>>>

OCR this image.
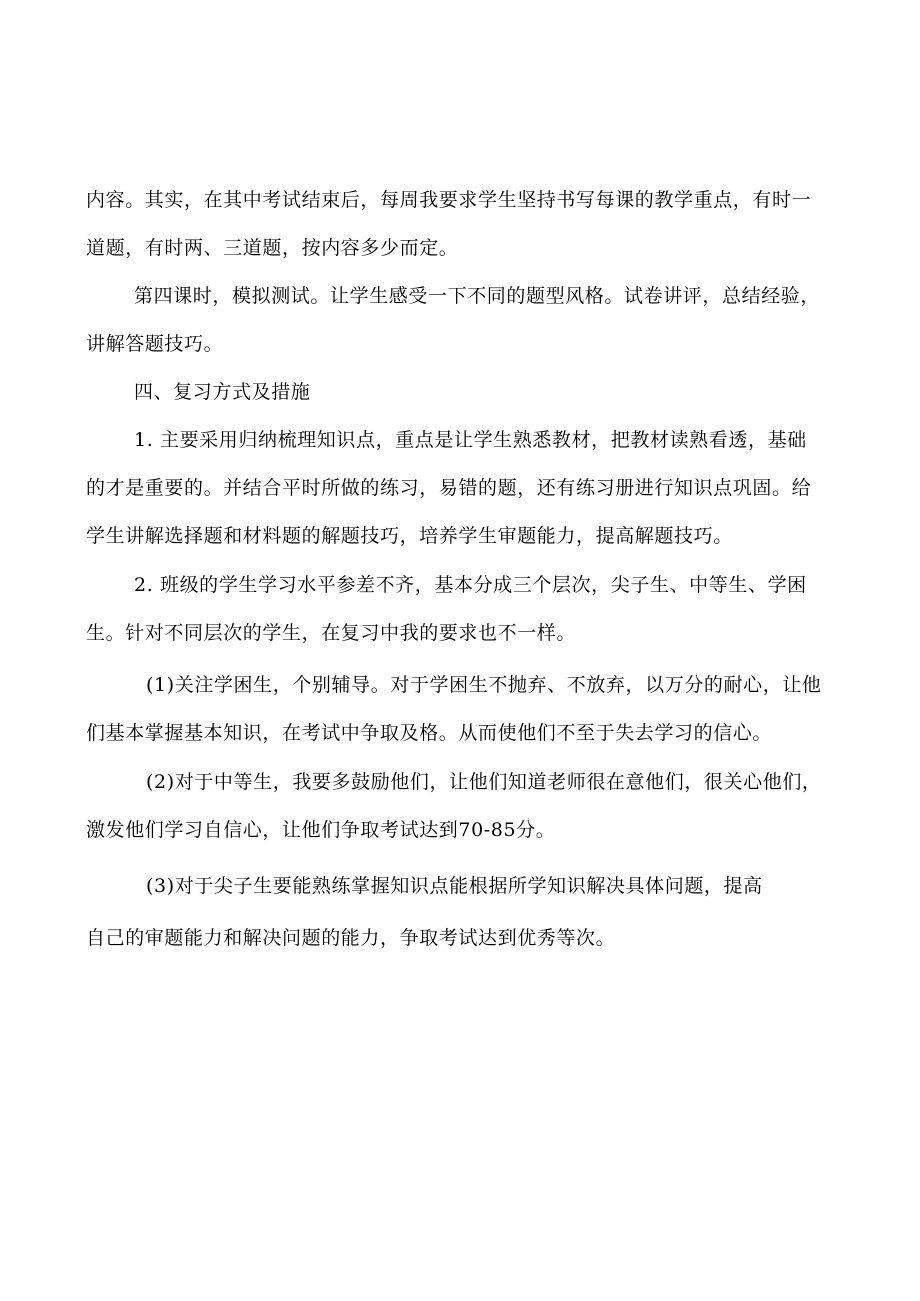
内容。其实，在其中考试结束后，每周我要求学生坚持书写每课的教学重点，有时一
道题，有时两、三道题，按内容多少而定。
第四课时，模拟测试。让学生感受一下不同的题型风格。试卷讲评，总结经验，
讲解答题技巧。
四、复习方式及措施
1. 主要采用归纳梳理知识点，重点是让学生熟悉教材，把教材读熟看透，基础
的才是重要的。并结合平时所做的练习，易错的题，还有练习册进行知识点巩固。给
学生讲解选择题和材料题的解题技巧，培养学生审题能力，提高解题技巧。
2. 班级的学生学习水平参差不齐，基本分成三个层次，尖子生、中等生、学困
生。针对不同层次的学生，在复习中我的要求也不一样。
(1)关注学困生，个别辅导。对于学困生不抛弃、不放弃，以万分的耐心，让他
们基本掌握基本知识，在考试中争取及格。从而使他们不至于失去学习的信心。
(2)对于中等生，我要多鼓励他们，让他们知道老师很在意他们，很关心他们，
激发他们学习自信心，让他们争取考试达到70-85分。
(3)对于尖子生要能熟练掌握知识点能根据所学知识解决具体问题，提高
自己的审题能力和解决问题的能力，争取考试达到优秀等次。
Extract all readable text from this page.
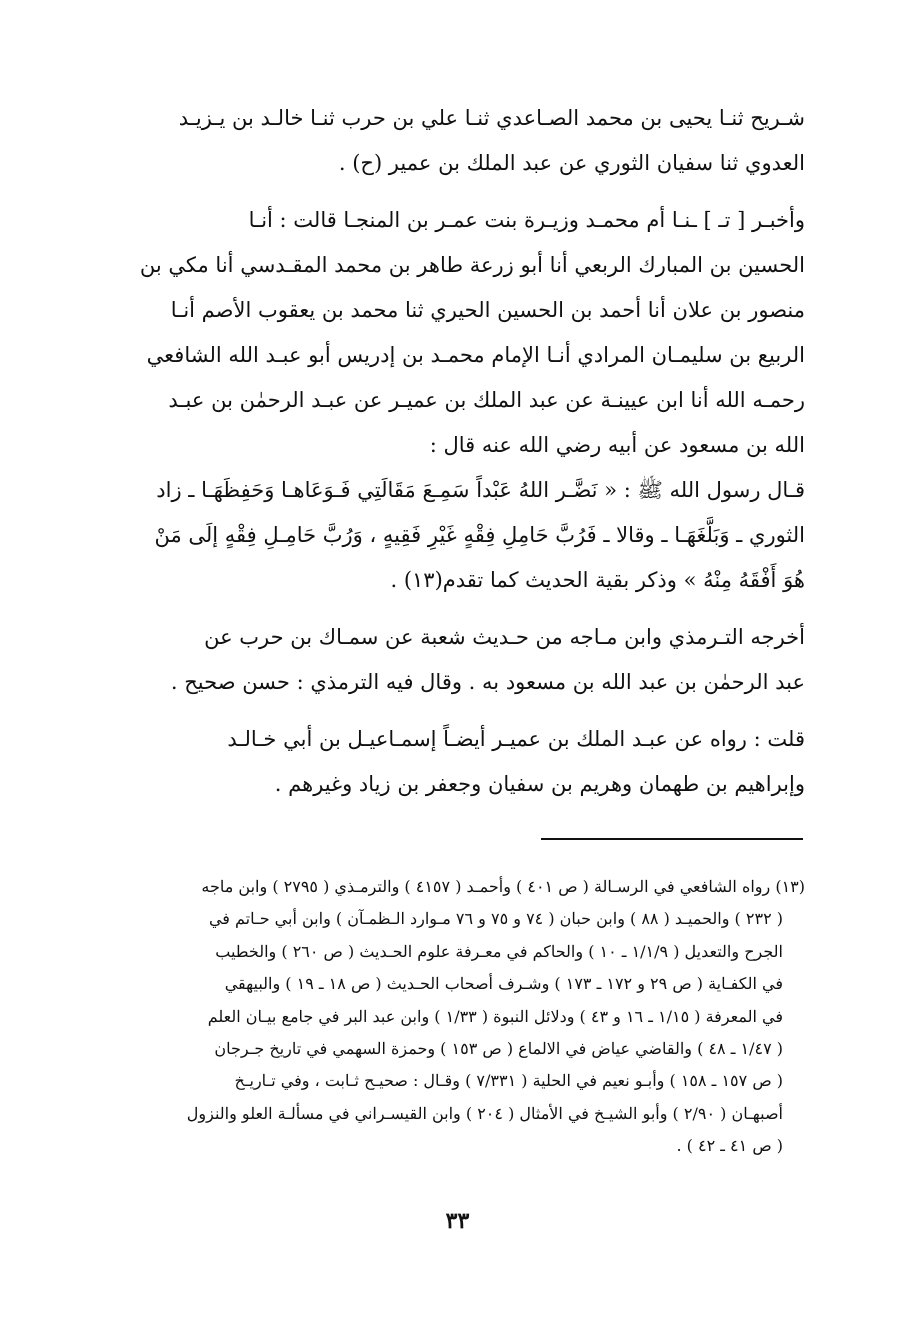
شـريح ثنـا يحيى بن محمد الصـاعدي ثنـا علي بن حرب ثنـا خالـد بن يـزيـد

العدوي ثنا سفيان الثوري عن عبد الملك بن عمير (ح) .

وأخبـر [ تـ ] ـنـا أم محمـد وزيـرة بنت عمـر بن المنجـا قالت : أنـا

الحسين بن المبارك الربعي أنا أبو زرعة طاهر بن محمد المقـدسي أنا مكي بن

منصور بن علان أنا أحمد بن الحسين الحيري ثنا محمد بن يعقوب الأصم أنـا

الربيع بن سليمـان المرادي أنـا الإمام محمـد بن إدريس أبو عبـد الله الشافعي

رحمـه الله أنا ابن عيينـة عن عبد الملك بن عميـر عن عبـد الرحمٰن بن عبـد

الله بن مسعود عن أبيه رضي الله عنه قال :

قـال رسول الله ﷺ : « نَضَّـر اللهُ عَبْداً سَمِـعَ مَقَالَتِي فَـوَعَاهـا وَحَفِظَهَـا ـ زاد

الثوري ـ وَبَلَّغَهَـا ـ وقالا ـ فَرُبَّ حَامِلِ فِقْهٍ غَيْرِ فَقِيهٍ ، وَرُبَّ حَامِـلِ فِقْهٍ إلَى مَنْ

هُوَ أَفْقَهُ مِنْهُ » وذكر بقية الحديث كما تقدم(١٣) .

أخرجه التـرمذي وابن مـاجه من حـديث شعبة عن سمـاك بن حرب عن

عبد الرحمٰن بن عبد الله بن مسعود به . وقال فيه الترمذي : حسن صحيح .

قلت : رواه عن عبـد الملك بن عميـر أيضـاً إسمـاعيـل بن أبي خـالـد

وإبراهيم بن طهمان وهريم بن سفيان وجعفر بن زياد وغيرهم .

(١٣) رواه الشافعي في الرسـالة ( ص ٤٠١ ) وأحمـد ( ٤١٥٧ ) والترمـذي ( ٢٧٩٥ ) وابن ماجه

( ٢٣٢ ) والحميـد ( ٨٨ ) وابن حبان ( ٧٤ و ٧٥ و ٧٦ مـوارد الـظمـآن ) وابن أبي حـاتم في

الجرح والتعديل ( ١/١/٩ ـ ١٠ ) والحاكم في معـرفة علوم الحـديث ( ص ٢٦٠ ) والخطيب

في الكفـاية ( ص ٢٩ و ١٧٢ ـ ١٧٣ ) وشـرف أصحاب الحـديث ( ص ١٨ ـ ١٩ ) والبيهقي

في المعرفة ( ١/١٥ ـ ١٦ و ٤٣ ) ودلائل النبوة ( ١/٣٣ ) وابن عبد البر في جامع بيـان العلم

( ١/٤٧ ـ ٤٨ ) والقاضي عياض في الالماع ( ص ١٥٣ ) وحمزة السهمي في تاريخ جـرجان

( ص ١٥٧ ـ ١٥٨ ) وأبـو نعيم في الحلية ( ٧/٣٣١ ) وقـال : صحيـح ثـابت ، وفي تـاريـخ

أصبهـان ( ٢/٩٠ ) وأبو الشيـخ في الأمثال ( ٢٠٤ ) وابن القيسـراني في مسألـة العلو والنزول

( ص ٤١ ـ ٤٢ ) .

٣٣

<<<
>>>

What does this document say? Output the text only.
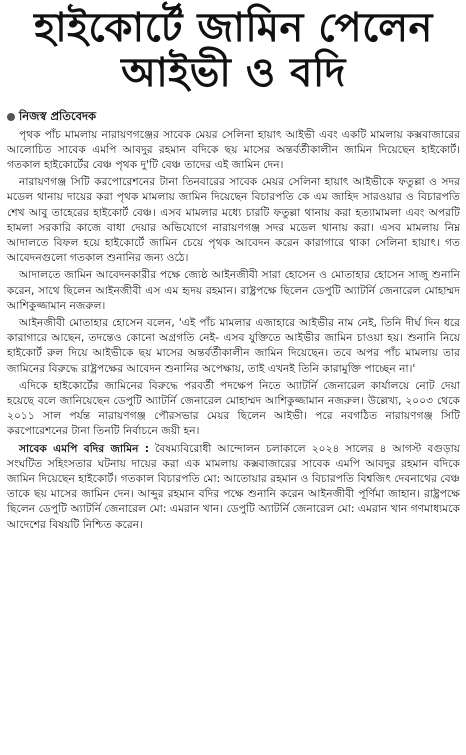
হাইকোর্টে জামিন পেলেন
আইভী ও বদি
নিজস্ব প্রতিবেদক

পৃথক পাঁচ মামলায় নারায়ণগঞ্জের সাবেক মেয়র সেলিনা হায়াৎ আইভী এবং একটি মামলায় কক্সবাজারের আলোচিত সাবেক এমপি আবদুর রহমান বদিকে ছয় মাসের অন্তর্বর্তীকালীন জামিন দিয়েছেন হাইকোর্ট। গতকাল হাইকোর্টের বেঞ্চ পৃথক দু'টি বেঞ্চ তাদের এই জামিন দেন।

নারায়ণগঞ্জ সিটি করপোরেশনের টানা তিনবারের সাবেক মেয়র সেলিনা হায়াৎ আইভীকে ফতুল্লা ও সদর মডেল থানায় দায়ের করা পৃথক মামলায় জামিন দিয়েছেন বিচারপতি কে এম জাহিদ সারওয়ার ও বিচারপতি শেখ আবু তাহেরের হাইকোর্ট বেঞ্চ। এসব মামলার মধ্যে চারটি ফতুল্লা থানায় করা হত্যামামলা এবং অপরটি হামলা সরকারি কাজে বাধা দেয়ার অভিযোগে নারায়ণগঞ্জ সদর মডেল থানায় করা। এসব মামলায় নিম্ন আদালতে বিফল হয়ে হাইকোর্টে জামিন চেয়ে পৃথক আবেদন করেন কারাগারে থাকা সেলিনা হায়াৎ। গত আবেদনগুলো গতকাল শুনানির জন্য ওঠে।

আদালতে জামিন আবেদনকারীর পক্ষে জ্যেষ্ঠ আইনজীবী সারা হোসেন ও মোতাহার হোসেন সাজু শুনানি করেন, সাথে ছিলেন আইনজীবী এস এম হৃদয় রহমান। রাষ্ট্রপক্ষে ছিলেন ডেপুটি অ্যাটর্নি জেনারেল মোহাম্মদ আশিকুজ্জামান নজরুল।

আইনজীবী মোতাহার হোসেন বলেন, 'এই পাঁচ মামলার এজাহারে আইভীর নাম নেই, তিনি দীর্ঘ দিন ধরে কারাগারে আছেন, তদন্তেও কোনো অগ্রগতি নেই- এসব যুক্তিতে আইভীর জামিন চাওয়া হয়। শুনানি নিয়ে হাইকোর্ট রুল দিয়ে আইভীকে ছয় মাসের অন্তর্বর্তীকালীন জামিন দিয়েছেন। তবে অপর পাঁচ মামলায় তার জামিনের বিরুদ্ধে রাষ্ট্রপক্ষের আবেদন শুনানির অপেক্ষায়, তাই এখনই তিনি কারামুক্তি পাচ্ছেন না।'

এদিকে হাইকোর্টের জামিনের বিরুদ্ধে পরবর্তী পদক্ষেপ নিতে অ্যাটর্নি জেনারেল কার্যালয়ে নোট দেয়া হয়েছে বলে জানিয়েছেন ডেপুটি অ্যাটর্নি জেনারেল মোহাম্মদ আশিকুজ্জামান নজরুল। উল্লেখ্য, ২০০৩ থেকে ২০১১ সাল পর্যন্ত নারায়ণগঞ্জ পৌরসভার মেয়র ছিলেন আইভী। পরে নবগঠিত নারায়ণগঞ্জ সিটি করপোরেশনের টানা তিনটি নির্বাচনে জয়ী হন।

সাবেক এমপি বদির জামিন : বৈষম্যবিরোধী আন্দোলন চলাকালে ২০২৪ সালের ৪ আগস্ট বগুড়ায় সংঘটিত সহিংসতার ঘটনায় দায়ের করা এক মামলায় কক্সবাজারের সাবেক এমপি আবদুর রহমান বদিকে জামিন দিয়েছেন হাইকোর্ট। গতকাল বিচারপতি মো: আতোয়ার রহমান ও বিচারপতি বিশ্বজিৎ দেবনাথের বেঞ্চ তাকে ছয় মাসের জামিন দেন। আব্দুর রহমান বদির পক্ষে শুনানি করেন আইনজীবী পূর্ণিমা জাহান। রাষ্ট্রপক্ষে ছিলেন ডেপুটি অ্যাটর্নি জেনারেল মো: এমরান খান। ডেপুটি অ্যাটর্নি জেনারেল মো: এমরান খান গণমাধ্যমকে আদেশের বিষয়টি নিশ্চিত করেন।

<<<
>>>

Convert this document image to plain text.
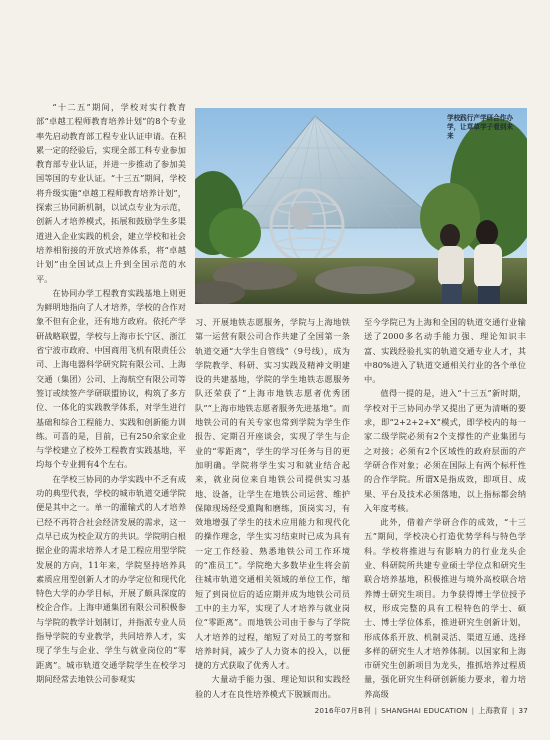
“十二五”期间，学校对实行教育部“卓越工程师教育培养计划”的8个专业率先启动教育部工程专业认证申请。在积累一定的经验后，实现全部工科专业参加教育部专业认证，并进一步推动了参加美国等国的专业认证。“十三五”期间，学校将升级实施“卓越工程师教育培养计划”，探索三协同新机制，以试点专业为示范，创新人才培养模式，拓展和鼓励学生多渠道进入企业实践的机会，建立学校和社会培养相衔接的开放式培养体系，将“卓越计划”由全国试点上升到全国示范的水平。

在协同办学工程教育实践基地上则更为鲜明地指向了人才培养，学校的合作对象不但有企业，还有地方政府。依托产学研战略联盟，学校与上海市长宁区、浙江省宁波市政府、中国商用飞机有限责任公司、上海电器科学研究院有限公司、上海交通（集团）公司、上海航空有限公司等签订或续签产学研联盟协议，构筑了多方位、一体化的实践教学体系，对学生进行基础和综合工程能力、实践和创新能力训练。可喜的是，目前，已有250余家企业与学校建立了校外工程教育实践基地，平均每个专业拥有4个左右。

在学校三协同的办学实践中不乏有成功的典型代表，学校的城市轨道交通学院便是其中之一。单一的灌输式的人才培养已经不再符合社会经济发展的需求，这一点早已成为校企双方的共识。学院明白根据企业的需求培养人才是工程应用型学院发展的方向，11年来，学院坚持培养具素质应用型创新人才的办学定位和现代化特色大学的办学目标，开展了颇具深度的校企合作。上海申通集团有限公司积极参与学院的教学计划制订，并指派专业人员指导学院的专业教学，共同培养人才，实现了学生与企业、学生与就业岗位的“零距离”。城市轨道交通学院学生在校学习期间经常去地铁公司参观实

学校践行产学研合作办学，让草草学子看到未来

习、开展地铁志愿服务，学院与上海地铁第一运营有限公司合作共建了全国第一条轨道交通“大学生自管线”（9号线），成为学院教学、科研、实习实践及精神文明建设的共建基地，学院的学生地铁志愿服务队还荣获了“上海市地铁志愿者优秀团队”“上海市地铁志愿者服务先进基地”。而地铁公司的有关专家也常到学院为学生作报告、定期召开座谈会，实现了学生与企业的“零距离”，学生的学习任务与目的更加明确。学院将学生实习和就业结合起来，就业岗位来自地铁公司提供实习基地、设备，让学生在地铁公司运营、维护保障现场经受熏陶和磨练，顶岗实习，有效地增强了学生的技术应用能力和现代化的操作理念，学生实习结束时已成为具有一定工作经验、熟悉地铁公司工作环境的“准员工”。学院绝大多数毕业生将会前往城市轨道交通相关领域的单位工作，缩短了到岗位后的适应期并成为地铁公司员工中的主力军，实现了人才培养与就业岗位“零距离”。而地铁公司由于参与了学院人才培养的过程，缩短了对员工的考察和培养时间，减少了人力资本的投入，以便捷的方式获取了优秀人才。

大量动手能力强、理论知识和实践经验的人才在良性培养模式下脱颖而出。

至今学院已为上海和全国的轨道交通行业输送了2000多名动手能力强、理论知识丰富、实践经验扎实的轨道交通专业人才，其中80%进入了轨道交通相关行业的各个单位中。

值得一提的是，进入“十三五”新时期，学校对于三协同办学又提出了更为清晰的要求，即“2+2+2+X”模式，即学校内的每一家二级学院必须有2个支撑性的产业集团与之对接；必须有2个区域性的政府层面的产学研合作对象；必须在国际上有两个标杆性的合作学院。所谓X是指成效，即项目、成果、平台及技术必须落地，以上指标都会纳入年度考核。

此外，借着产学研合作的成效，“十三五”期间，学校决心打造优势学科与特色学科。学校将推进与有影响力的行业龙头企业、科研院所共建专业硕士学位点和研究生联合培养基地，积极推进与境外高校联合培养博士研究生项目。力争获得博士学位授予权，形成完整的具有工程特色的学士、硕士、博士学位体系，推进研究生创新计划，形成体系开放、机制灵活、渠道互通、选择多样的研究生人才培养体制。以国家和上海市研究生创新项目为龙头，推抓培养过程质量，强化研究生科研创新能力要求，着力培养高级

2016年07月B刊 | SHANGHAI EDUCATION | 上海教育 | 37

<<<

:: What is being asked ::
Take every line that includes the string "الشافعي" and copy it.

:: Solution below ::
الربيع بن سليمـان المرادي أنـا الإمام محمـد بن إدريس أبو عبـد الله الشافعي
(١٣) رواه الشافعي في الرسـالة ( ص ٤٠١ ) وأحمـد ( ٤١٥٧ ) والترمـذي ( ٢٧٩٥ ) وابن ماجه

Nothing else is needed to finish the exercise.